Exercise aim:
Transcribe every entry word for word, but skip the images.

(Stored data)

_ _ _ _

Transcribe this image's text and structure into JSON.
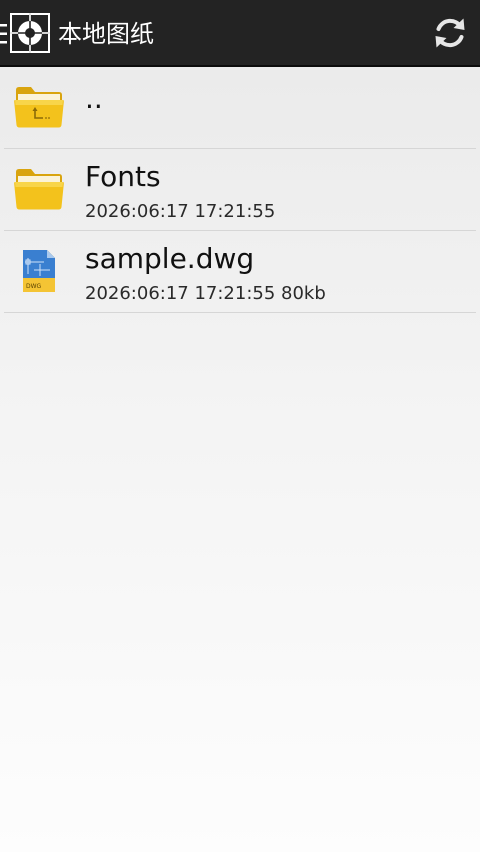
{
  "action_bar": {
    "title": "本地图纸",
    "icons": {
      "menu": "menu-lines-icon",
      "logo": "crosshair-logo-icon",
      "refresh": "refresh-icon"
    }
  },
  "files": [
    {
      "name": "..",
      "meta": "",
      "icon": "folder-up-icon"
    },
    {
      "name": "Fonts",
      "meta": "2026:06:17 17:21:55",
      "icon": "folder-icon"
    },
    {
      "name": "sample.dwg",
      "meta": "2026:06:17 17:21:55  80kb",
      "icon": "dwg-file-icon"
    }
  ],
  "colors": {
    "action_bar": "#232323",
    "folder": "#f3c21c",
    "dwg_blue": "#3a7fd0",
    "dwg_yellow": "#f4c434"
  }
}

_ _ _ _

Complete answer:
Transcribe this image's text and structure into JSON.
{
  "action_bar": {
    "title": "本地图纸",
    "icons": {
      "menu": "menu-lines-icon",
      "logo": "crosshair-logo-icon",
      "refresh": "refresh-icon"
    }
  },
  "files": [
    {
      "name": "..",
      "meta": "",
      "icon": "folder-up-icon"
    },
    {
      "name": "Fonts",
      "meta": "2026:06:17 17:21:55",
      "icon": "folder-icon"
    },
    {
      "name": "sample.dwg",
      "meta": "2026:06:17 17:21:55  80kb",
      "icon": "dwg-file-icon"
    }
  ],
  "colors": {
    "action_bar": "#232323",
    "folder": "#f3c21c",
    "dwg_blue": "#3a7fd0",
    "dwg_yellow": "#f4c434"
  }
}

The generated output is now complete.